What to work on
How many lines in these records hold the string "this"? Reply with the number alone.

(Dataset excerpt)
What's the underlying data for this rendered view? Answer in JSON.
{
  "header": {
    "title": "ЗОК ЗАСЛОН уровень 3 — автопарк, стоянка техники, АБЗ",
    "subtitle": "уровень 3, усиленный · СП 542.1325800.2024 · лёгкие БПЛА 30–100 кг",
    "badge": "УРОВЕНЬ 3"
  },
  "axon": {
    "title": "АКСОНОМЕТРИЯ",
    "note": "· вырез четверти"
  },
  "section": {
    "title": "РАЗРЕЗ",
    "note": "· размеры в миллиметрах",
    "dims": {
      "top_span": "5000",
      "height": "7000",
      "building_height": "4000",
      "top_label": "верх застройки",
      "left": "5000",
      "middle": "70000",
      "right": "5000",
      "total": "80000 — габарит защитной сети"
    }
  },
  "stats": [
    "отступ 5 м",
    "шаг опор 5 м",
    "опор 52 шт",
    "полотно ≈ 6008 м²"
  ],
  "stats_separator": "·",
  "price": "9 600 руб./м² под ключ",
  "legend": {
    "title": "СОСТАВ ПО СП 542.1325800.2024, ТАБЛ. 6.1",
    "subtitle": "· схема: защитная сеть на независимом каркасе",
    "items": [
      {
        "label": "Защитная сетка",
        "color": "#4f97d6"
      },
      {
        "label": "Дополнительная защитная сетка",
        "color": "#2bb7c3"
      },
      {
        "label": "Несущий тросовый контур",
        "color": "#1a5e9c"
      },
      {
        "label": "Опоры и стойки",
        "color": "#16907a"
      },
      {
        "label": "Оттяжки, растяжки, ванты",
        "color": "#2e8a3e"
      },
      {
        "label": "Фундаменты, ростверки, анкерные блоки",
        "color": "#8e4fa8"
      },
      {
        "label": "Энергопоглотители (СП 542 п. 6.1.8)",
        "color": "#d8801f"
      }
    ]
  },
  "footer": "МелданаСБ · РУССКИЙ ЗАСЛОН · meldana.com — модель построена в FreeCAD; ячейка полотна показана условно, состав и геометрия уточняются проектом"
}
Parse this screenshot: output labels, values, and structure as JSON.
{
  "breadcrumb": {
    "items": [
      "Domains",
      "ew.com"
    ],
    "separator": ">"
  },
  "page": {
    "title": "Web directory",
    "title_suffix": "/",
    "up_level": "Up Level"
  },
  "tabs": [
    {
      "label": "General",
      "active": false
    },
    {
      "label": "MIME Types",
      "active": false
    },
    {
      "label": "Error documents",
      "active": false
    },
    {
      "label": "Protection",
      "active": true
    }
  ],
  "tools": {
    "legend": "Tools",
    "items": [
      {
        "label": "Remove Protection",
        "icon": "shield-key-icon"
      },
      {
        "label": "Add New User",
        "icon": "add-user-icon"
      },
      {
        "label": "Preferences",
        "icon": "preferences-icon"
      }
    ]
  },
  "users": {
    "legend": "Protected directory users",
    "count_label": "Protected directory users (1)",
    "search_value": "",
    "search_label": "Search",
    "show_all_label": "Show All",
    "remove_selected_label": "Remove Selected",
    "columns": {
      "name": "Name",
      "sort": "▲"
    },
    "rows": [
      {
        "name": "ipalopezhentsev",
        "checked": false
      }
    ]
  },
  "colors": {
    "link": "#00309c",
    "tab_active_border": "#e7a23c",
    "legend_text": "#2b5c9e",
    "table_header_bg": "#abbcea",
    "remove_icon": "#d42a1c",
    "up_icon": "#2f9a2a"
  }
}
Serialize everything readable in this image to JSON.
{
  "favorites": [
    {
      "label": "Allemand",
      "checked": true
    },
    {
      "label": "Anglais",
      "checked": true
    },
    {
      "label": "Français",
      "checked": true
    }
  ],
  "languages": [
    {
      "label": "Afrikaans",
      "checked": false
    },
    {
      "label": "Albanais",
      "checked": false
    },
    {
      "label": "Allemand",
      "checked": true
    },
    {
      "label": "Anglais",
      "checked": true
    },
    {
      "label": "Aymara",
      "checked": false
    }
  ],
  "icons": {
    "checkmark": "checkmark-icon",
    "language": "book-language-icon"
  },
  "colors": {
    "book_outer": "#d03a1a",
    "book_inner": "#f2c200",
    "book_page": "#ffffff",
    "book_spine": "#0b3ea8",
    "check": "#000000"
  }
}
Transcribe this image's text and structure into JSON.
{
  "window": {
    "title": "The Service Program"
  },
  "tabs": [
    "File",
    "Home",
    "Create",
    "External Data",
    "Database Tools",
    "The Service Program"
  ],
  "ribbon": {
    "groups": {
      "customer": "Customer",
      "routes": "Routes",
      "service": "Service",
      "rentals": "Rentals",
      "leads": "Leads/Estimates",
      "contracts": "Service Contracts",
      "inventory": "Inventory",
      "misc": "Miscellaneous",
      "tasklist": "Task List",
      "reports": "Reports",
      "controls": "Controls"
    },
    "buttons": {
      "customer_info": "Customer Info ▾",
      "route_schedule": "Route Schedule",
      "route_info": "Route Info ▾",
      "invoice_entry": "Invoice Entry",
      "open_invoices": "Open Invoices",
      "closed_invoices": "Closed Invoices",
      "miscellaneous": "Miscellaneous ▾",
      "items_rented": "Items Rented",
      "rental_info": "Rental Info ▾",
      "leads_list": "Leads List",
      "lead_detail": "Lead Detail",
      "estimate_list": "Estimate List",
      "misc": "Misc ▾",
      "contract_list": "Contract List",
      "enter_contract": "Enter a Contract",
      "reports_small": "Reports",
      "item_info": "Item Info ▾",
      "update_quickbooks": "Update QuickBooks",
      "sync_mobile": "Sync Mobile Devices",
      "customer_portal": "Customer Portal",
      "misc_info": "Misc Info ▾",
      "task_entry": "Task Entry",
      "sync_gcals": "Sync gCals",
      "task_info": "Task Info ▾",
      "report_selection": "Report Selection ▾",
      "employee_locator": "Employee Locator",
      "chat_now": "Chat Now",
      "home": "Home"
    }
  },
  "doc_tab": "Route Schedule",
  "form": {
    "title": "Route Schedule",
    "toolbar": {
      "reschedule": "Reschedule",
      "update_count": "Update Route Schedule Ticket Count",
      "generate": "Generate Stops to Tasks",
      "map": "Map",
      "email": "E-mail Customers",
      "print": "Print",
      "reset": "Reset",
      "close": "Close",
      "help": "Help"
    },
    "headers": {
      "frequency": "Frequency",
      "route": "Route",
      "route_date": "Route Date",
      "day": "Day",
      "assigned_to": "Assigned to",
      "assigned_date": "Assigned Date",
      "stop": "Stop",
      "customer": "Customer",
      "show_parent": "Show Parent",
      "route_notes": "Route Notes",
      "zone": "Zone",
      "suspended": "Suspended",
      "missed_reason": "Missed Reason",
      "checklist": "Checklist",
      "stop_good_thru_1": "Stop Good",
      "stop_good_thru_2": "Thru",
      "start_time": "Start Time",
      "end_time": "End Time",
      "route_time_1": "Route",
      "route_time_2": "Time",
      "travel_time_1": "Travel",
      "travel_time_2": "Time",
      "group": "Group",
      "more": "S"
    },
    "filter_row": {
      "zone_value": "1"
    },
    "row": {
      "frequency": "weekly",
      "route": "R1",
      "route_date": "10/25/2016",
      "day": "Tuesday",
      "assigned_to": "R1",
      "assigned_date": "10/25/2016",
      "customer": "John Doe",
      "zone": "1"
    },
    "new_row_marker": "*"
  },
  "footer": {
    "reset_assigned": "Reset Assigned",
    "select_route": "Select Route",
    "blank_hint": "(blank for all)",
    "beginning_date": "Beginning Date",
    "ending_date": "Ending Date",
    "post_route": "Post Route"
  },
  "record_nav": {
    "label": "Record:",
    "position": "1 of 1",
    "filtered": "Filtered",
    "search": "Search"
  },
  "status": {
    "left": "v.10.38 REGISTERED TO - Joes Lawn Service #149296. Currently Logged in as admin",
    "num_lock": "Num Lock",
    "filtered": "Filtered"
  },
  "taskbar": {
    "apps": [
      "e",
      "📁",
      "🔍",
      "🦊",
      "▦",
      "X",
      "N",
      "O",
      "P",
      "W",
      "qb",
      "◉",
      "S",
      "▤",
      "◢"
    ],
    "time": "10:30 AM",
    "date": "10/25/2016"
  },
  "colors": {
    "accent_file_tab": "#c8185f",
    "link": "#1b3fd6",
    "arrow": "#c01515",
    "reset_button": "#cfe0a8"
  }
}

Task answer
4